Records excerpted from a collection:
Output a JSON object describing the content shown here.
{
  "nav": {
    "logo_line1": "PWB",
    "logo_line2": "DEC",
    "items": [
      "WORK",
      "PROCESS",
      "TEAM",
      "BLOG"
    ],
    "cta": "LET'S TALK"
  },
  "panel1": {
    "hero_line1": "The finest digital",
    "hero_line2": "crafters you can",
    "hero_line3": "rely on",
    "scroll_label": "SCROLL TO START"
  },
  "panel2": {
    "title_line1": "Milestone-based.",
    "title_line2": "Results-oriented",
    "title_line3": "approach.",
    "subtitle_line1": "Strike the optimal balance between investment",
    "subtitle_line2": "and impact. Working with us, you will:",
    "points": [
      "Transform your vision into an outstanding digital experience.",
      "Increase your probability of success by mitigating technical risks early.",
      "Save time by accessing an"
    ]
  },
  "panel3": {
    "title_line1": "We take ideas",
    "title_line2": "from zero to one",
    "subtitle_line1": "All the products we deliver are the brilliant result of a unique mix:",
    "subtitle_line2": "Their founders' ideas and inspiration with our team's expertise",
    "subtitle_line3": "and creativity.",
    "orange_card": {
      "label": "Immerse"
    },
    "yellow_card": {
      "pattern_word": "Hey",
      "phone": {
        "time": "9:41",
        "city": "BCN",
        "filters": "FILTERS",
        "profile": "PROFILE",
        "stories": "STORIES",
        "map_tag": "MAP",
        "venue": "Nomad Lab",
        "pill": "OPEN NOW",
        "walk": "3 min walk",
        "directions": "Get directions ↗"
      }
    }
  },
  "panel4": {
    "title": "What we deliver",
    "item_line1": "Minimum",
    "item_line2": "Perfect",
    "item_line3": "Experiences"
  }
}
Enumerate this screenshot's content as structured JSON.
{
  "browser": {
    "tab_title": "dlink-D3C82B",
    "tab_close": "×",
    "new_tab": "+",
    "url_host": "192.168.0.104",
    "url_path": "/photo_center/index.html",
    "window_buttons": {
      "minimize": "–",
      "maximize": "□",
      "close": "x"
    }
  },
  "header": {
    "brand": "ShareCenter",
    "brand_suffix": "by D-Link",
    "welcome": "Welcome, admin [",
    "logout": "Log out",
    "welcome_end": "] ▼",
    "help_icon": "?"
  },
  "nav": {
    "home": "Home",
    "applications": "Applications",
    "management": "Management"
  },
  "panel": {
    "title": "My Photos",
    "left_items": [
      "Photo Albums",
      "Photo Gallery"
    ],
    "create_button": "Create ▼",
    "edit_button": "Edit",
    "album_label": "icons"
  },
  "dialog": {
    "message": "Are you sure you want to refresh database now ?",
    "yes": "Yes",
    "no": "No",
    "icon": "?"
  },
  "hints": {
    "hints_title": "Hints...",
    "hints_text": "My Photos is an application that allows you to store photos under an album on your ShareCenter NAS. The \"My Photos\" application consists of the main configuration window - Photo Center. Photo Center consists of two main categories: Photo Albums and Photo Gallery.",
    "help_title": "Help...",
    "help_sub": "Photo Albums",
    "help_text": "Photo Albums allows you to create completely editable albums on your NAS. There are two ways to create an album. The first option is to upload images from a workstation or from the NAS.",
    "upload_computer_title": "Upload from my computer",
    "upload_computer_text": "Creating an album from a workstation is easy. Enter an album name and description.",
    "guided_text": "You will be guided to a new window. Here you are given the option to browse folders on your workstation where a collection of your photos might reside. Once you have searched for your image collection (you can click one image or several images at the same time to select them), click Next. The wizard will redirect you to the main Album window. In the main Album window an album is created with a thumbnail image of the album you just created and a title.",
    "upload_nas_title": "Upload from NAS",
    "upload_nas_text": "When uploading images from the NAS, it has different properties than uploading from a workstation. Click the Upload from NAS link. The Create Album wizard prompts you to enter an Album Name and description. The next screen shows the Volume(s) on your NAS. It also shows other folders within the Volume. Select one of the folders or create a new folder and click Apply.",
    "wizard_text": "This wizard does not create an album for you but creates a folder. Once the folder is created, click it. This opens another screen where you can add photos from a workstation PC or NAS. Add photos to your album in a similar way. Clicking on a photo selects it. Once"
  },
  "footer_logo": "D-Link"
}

* _Stated problem_: Take the data above and return it exactly.

* _Worked answer_:
Output a JSON object describing the content shown here.
{
  "nav": {
    "logo_line1": "PWB",
    "logo_line2": "DEC",
    "items": [
      "WORK",
      "PROCESS",
      "TEAM",
      "BLOG"
    ],
    "cta": "LET'S TALK"
  },
  "panel1": {
    "hero_line1": "The finest digital",
    "hero_line2": "crafters you can",
    "hero_line3": "rely on",
    "scroll_label": "SCROLL TO START"
  },
  "panel2": {
    "title_line1": "Milestone-based.",
    "title_line2": "Results-oriented",
    "title_line3": "approach.",
    "subtitle_line1": "Strike the optimal balance between investment",
    "subtitle_line2": "and impact. Working with us, you will:",
    "points": [
      "Transform your vision into an outstanding digital experience.",
      "Increase your probability of success by mitigating technical risks early.",
      "Save time by accessing an"
    ]
  },
  "panel3": {
    "title_line1": "We take ideas",
    "title_line2": "from zero to one",
    "subtitle_line1": "All the products we deliver are the brilliant result of a unique mix:",
    "subtitle_line2": "Their founders' ideas and inspiration with our team's expertise",
    "subtitle_line3": "and creativity.",
    "orange_card": {
      "label": "Immerse"
    },
    "yellow_card": {
      "pattern_word": "Hey",
      "phone": {
        "time": "9:41",
        "city": "BCN",
        "filters": "FILTERS",
        "profile": "PROFILE",
        "stories": "STORIES",
        "map_tag": "MAP",
        "venue": "Nomad Lab",
        "pill": "OPEN NOW",
        "walk": "3 min walk",
        "directions": "Get directions ↗"
      }
    }
  },
  "panel4": {
    "title": "What we deliver",
    "item_line1": "Minimum",
    "item_line2": "Perfect",
    "item_line3": "Experiences"
  }
}
Enumerate this screenshot's content as structured JSON.
{
  "browser": {
    "tab_title": "dlink-D3C82B",
    "tab_close": "×",
    "new_tab": "+",
    "url_host": "192.168.0.104",
    "url_path": "/photo_center/index.html",
    "window_buttons": {
      "minimize": "–",
      "maximize": "□",
      "close": "x"
    }
  },
  "header": {
    "brand": "ShareCenter",
    "brand_suffix": "by D-Link",
    "welcome": "Welcome, admin [",
    "logout": "Log out",
    "welcome_end": "] ▼",
    "help_icon": "?"
  },
  "nav": {
    "home": "Home",
    "applications": "Applications",
    "management": "Management"
  },
  "panel": {
    "title": "My Photos",
    "left_items": [
      "Photo Albums",
      "Photo Gallery"
    ],
    "create_button": "Create ▼",
    "edit_button": "Edit",
    "album_label": "icons"
  },
  "dialog": {
    "message": "Are you sure you want to refresh database now ?",
    "yes": "Yes",
    "no": "No",
    "icon": "?"
  },
  "hints": {
    "hints_title": "Hints...",
    "hints_text": "My Photos is an application that allows you to store photos under an album on your ShareCenter NAS. The \"My Photos\" application consists of the main configuration window - Photo Center. Photo Center consists of two main categories: Photo Albums and Photo Gallery.",
    "help_title": "Help...",
    "help_sub": "Photo Albums",
    "help_text": "Photo Albums allows you to create completely editable albums on your NAS. There are two ways to create an album. The first option is to upload images from a workstation or from the NAS.",
    "upload_computer_title": "Upload from my computer",
    "upload_computer_text": "Creating an album from a workstation is easy. Enter an album name and description.",
    "guided_text": "You will be guided to a new window. Here you are given the option to browse folders on your workstation where a collection of your photos might reside. Once you have searched for your image collection (you can click one image or several images at the same time to select them), click Next. The wizard will redirect you to the main Album window. In the main Album window an album is created with a thumbnail image of the album you just created and a title.",
    "upload_nas_title": "Upload from NAS",
    "upload_nas_text": "When uploading images from the NAS, it has different properties than uploading from a workstation. Click the Upload from NAS link. The Create Album wizard prompts you to enter an Album Name and description. The next screen shows the Volume(s) on your NAS. It also shows other folders within the Volume. Select one of the folders or create a new folder and click Apply.",
    "wizard_text": "This wizard does not create an album for you but creates a folder. Once the folder is created, click it. This opens another screen where you can add photos from a workstation PC or NAS. Add photos to your album in a similar way. Clicking on a photo selects it. Once"
  },
  "footer_logo": "D-Link"
}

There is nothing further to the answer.